#### PAGE EXTRACT ####
I do have a strong interest for this but are players playing The Characters or The underdogs it's a little unclear in how it's written, at least to my eye. Is it that we are, in fact, both? We make up the lore but we're also an underdog in this world?
♫ Yo, ho, yo, ho, it's a pirates life for meee~ ♪
THALORIAN KESSLER

Forest Grove Base


For a moment, he could only blink, stunned again, but for an entirely different reason. Her hand wrapped around his, small and warm and unexpectedly firm, and her smile lit up the grove like sunrise through the mist. She called him ‘Thally.’ He didn’t even mind. In fact, the way she beamed up at him with total sincerity, excitement bubbling over in every syllable, it made something old and quietly scarred in his chest stir with strange relief.

"You're a good person, Thally! I've decided! Yes, I will be your partner!"


The words echoed, and somehow, hearing them out loud made the whole world seem a little more real. He laughed, low and breathy, surprised. It escaped before he could think to muffle it.

“Then it’s a promise,” he said, offering her a small, lopsided grin. “Partners it is.”

A gust stirred the trees overhead. The scent of pine shifted. His smile faded just slightly, brow furrowing as he glanced southeast, not with fear, but focus. Something stirred beneath his palm, still resting against the soil. Threads of the sanctuary web hummed against the pressure of external mana, not intrusive, but undeniable. A storm of spiritual energy, distant but mighty. He exhaled slowly, eyes narrowing.
####
### GIVEN TASK 1
In the page extract, in which direction does Thalorian glance after the gust stirs the trees?
#### ROWS ####
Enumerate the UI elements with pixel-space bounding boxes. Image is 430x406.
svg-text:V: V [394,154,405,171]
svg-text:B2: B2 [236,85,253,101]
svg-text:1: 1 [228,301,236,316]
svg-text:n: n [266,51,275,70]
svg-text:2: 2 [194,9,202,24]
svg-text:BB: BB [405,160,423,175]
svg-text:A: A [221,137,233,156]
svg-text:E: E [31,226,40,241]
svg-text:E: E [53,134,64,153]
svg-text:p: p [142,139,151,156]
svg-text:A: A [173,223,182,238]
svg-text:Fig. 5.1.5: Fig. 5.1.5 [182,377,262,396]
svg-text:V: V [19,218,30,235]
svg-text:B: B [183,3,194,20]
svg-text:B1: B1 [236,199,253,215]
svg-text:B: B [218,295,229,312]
####
#### ROWS ####
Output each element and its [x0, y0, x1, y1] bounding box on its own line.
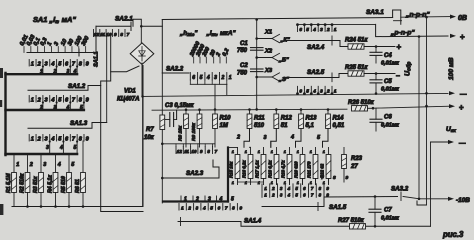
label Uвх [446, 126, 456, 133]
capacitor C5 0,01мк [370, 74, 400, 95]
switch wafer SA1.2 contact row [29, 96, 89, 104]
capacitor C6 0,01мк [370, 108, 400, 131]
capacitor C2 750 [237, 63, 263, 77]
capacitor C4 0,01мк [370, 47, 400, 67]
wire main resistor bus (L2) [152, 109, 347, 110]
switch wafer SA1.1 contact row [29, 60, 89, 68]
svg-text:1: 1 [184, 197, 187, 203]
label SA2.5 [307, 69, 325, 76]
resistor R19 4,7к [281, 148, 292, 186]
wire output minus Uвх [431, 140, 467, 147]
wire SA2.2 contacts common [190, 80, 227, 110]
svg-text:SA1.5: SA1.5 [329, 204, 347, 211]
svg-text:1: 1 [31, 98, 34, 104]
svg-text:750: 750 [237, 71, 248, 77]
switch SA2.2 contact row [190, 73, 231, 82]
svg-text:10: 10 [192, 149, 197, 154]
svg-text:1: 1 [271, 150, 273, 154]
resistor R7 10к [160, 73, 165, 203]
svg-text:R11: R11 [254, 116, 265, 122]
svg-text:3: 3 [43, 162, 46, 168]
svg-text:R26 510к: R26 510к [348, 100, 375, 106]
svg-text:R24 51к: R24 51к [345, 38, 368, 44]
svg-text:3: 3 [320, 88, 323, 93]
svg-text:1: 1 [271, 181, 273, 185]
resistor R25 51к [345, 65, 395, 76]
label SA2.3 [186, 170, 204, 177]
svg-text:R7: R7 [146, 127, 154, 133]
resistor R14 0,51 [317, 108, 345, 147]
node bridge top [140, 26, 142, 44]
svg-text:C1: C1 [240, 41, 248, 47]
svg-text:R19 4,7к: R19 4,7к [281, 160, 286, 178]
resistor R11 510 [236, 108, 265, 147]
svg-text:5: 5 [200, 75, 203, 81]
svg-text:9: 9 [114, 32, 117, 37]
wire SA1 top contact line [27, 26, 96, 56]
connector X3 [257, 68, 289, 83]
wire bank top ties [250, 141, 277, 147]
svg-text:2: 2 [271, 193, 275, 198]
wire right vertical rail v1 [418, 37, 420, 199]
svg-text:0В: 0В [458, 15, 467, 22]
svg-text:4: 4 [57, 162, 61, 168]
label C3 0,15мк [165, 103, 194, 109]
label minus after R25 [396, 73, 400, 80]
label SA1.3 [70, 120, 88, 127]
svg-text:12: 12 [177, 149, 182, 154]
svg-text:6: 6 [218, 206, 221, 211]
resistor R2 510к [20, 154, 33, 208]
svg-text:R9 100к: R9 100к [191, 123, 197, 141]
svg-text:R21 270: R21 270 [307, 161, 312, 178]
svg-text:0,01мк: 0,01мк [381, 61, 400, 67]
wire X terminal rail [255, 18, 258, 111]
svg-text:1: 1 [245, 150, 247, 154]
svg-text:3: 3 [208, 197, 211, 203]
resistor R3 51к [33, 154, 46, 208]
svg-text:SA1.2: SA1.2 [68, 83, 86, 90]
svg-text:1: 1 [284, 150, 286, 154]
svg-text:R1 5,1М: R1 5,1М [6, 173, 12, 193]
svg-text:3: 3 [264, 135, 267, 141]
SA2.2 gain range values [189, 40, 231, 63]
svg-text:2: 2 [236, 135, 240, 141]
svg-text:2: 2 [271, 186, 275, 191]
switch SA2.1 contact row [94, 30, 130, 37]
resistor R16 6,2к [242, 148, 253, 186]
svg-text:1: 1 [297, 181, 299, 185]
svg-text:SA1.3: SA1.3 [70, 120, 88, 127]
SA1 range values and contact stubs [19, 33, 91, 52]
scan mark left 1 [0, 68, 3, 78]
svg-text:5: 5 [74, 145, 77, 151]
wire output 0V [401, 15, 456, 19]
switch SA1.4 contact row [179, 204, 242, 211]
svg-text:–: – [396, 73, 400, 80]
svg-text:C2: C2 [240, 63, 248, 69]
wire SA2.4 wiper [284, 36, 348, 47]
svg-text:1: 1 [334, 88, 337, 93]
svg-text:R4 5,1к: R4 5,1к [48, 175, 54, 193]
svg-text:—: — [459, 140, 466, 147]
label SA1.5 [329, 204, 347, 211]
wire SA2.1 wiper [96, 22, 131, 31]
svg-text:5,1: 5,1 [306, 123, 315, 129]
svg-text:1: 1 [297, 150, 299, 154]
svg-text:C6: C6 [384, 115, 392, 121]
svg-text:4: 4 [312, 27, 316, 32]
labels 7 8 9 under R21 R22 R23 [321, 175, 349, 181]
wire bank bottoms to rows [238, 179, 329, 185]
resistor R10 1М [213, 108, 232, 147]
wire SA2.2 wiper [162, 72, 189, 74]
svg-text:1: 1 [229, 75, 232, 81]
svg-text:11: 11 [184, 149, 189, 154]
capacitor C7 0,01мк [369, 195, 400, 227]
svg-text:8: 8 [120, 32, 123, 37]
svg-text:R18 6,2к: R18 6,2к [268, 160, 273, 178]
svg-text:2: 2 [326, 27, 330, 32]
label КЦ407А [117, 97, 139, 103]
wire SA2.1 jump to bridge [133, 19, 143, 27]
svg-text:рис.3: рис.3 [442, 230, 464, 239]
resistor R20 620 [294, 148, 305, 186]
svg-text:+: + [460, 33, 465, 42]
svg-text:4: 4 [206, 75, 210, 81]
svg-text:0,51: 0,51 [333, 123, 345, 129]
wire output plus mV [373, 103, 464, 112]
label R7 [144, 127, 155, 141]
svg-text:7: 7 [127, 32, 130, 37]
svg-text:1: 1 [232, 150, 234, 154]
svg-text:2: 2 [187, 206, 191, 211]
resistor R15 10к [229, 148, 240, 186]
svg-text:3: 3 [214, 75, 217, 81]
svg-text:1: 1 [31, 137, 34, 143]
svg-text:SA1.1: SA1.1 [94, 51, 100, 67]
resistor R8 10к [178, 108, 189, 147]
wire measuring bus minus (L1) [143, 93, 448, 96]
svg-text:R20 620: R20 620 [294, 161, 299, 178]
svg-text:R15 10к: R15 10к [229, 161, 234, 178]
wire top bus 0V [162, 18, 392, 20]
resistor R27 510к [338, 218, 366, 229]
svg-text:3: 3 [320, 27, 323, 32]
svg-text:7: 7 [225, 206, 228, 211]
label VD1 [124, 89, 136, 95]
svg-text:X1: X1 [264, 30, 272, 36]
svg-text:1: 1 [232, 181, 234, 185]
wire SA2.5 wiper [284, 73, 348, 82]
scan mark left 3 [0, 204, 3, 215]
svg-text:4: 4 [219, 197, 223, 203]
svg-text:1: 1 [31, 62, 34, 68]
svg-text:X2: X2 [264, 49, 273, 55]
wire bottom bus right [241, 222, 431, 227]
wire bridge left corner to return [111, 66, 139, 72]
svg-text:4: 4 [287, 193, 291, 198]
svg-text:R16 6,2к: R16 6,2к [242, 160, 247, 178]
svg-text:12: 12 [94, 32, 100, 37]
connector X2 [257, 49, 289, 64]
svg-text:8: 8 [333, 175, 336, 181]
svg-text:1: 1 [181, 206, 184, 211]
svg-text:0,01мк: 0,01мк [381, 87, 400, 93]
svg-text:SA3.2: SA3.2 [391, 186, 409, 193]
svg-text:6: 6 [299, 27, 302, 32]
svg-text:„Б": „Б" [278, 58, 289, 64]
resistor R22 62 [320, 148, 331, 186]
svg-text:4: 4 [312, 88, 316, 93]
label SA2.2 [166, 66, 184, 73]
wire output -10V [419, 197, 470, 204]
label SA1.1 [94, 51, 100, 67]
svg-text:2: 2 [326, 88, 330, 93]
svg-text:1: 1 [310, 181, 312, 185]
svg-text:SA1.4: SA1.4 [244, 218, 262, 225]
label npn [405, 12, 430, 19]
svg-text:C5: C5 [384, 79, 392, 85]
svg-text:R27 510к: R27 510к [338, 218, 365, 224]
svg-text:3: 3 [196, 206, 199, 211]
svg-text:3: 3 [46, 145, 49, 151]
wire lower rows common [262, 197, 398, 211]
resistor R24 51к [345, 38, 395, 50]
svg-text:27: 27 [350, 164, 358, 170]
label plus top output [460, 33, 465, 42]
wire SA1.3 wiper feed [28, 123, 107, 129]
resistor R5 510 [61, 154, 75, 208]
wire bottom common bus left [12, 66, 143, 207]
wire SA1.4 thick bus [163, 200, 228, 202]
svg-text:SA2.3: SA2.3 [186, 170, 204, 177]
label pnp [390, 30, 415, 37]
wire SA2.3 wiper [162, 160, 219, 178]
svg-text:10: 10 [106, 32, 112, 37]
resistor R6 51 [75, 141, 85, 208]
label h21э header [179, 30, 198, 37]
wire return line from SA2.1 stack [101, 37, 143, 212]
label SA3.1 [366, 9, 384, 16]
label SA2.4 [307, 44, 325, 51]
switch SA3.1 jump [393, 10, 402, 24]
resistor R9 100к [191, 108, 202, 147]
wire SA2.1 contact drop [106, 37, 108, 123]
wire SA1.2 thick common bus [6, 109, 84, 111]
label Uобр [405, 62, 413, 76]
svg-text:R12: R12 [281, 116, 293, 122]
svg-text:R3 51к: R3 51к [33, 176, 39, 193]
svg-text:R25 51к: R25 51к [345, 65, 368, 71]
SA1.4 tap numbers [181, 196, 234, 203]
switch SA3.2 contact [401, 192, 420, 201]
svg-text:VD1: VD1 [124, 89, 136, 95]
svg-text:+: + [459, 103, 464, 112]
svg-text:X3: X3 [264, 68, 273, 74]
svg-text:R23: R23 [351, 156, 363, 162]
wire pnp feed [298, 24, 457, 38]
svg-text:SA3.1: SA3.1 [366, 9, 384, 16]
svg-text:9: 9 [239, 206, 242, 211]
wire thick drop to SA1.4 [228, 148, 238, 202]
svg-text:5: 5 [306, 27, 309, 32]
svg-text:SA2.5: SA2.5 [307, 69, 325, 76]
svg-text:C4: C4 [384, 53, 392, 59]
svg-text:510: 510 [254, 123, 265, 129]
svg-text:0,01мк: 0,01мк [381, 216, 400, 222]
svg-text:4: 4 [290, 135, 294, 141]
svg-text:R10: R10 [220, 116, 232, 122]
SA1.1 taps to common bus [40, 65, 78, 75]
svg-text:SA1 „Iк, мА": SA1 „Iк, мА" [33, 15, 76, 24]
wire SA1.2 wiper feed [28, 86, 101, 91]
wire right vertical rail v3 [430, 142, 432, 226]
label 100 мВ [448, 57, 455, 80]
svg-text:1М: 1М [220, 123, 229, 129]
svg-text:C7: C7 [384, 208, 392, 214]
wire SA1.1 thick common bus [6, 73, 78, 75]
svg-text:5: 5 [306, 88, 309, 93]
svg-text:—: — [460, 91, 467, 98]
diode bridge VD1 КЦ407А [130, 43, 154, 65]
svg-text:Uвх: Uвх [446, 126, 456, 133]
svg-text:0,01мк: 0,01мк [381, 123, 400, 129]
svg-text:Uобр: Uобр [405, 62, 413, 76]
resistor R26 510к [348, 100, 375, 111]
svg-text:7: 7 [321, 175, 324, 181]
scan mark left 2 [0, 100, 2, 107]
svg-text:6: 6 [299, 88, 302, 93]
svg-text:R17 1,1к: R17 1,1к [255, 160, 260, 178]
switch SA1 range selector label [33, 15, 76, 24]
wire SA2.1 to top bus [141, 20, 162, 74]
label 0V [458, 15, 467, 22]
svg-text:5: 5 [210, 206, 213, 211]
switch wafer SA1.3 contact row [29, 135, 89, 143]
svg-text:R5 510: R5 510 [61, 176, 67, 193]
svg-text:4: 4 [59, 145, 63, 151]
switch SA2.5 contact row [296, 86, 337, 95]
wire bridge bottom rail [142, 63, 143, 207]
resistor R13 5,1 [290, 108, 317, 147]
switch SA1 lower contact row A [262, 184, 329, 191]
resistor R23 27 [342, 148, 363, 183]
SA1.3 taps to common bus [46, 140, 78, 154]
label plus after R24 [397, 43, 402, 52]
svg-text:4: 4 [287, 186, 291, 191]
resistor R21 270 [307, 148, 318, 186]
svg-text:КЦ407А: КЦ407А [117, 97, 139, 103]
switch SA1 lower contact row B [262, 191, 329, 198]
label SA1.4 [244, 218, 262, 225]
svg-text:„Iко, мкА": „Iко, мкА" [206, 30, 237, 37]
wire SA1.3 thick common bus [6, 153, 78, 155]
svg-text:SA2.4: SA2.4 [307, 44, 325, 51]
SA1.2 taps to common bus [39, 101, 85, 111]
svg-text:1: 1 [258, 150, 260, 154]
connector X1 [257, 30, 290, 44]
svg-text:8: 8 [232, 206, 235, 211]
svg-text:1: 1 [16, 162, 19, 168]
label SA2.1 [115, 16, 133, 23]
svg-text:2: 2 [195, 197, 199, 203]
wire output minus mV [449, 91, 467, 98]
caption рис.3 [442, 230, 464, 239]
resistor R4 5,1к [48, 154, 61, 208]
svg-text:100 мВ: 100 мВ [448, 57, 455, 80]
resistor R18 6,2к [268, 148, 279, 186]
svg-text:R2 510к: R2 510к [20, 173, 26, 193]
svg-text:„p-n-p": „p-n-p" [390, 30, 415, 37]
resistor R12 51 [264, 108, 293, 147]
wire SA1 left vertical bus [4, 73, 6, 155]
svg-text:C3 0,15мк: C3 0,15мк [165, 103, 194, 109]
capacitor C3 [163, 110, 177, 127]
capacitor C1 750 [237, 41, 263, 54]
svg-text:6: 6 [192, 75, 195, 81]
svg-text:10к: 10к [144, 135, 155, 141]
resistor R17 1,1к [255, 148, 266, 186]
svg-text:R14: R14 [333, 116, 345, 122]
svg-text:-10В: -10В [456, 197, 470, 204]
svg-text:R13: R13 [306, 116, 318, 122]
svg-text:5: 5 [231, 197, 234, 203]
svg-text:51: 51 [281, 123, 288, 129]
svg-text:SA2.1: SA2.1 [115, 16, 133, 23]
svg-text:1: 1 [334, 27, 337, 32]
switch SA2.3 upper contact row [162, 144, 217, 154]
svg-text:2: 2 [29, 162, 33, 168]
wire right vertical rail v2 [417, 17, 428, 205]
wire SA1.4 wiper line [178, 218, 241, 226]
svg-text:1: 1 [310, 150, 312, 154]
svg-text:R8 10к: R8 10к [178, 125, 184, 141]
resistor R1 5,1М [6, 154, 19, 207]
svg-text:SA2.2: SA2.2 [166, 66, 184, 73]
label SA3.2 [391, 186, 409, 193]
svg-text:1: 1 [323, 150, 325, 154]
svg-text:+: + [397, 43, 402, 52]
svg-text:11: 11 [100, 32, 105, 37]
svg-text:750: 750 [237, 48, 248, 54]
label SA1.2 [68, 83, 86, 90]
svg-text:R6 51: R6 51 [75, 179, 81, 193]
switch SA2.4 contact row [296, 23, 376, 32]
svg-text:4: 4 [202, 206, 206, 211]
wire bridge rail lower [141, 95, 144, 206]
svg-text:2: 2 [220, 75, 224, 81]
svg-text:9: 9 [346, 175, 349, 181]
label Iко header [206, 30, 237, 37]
####
### GIVEN TASK 2
Reproduce the listing verbatim, from the line that contains "Enumerate the UI" down through the line that contains "svg-text:V: V [19,218,30,235]", including both of those lines.

### TASK RESULT 1
Southeast.

### TASK RESULT 2
Enumerate the UI elements with pixel-space bounding boxes. Image is 430x406.
svg-text:V: V [394,154,405,171]
svg-text:B2: B2 [236,85,253,101]
svg-text:1: 1 [228,301,236,316]
svg-text:n: n [266,51,275,70]
svg-text:2: 2 [194,9,202,24]
svg-text:BB: BB [405,160,423,175]
svg-text:A: A [221,137,233,156]
svg-text:E: E [31,226,40,241]
svg-text:E: E [53,134,64,153]
svg-text:p: p [142,139,151,156]
svg-text:A: A [173,223,182,238]
svg-text:Fig. 5.1.5: Fig. 5.1.5 [182,377,262,396]
svg-text:V: V [19,218,30,235]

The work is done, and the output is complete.